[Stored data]
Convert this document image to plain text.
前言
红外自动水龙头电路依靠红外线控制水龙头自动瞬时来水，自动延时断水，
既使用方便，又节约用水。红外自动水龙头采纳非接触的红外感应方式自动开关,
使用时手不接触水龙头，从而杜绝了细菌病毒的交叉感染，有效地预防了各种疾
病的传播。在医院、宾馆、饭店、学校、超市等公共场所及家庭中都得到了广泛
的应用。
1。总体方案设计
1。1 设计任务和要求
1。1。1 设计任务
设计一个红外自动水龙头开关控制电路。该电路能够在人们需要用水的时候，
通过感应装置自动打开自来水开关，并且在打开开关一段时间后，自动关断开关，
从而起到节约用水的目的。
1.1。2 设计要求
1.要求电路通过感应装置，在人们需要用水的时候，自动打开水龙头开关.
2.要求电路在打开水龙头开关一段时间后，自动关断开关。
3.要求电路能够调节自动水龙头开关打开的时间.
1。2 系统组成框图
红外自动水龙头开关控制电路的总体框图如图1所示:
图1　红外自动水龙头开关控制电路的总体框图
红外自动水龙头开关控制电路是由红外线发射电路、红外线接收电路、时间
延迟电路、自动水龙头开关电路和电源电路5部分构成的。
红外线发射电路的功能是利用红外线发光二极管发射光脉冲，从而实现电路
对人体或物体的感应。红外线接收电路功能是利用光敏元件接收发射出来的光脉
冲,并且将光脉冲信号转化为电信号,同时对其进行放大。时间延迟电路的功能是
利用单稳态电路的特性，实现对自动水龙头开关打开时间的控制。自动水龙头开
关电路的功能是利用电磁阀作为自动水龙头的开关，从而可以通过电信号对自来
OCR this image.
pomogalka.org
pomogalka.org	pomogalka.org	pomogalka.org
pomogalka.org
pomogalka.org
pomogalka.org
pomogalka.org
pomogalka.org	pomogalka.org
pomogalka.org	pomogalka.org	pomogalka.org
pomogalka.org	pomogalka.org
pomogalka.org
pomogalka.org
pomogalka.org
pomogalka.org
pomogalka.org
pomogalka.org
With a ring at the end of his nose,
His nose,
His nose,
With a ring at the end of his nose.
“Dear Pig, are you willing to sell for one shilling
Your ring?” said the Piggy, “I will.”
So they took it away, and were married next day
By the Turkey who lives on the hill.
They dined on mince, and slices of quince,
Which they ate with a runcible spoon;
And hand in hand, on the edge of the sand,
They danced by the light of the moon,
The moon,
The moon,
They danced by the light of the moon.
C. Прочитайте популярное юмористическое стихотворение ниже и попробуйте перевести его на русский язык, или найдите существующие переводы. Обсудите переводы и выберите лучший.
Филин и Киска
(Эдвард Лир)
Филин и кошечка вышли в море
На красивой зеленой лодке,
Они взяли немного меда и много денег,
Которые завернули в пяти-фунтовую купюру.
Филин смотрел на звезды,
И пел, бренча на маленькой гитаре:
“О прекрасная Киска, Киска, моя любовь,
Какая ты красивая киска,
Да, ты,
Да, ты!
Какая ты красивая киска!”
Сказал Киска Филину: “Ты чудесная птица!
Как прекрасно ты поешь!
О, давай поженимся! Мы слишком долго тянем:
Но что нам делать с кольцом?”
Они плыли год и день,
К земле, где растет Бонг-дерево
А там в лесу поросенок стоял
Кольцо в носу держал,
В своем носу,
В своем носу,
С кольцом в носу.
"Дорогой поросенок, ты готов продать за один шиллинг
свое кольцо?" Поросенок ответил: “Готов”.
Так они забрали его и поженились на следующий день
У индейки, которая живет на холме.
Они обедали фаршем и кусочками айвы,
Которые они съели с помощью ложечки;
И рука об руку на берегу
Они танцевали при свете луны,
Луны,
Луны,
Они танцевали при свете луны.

Set problem => Copy out the material word for word and line for line.

Response below =>
Convert this document image to plain text.
前言
红外自动水龙头电路依靠红外线控制水龙头自动瞬时来水，自动延时断水，
既使用方便，又节约用水。红外自动水龙头采纳非接触的红外感应方式自动开关,
使用时手不接触水龙头，从而杜绝了细菌病毒的交叉感染，有效地预防了各种疾
病的传播。在医院、宾馆、饭店、学校、超市等公共场所及家庭中都得到了广泛
的应用。
1。总体方案设计
1。1 设计任务和要求
1。1。1 设计任务
设计一个红外自动水龙头开关控制电路。该电路能够在人们需要用水的时候，
通过感应装置自动打开自来水开关，并且在打开开关一段时间后，自动关断开关，
从而起到节约用水的目的。
1.1。2 设计要求
1.要求电路通过感应装置，在人们需要用水的时候，自动打开水龙头开关.
2.要求电路在打开水龙头开关一段时间后，自动关断开关。
3.要求电路能够调节自动水龙头开关打开的时间.
1。2 系统组成框图
红外自动水龙头开关控制电路的总体框图如图1所示:
图1　红外自动水龙头开关控制电路的总体框图
红外自动水龙头开关控制电路是由红外线发射电路、红外线接收电路、时间
延迟电路、自动水龙头开关电路和电源电路5部分构成的。
红外线发射电路的功能是利用红外线发光二极管发射光脉冲，从而实现电路
对人体或物体的感应。红外线接收电路功能是利用光敏元件接收发射出来的光脉
冲,并且将光脉冲信号转化为电信号,同时对其进行放大。时间延迟电路的功能是
利用单稳态电路的特性，实现对自动水龙头开关打开时间的控制。自动水龙头开
关电路的功能是利用电磁阀作为自动水龙头的开关，从而可以通过电信号对自来
OCR this image.
pomogalka.org
pomogalka.org	pomogalka.org	pomogalka.org
pomogalka.org
pomogalka.org
pomogalka.org
pomogalka.org
pomogalka.org	pomogalka.org
pomogalka.org	pomogalka.org	pomogalka.org
pomogalka.org	pomogalka.org
pomogalka.org
pomogalka.org
pomogalka.org
pomogalka.org
pomogalka.org
pomogalka.org
With a ring at the end of his nose,
His nose,
His nose,
With a ring at the end of his nose.
“Dear Pig, are you willing to sell for one shilling
Your ring?” said the Piggy, “I will.”
So they took it away, and were married next day
By the Turkey who lives on the hill.
They dined on mince, and slices of quince,
Which they ate with a runcible spoon;
And hand in hand, on the edge of the sand,
They danced by the light of the moon,
The moon,
The moon,
They danced by the light of the moon.
C. Прочитайте популярное юмористическое стихотворение ниже и попробуйте перевести его на русский язык, или найдите существующие переводы. Обсудите переводы и выберите лучший.
Филин и Киска
(Эдвард Лир)
Филин и кошечка вышли в море
На красивой зеленой лодке,
Они взяли немного меда и много денег,
Которые завернули в пяти-фунтовую купюру.
Филин смотрел на звезды,
И пел, бренча на маленькой гитаре:
“О прекрасная Киска, Киска, моя любовь,
Какая ты красивая киска,
Да, ты,
Да, ты!
Какая ты красивая киска!”
Сказал Киска Филину: “Ты чудесная птица!
Как прекрасно ты поешь!
О, давай поженимся! Мы слишком долго тянем:
Но что нам делать с кольцом?”
Они плыли год и день,
К земле, где растет Бонг-дерево
А там в лесу поросенок стоял
Кольцо в носу держал,
В своем носу,
В своем носу,
С кольцом в носу.
"Дорогой поросенок, ты готов продать за один шиллинг
свое кольцо?" Поросенок ответил: “Готов”.
Так они забрали его и поженились на следующий день
У индейки, которая живет на холме.
Они обедали фаршем и кусочками айвы,
Которые они съели с помощью ложечки;
И рука об руку на берегу
Они танцевали при свете луны,
Луны,
Луны,
Они танцевали при свете луны.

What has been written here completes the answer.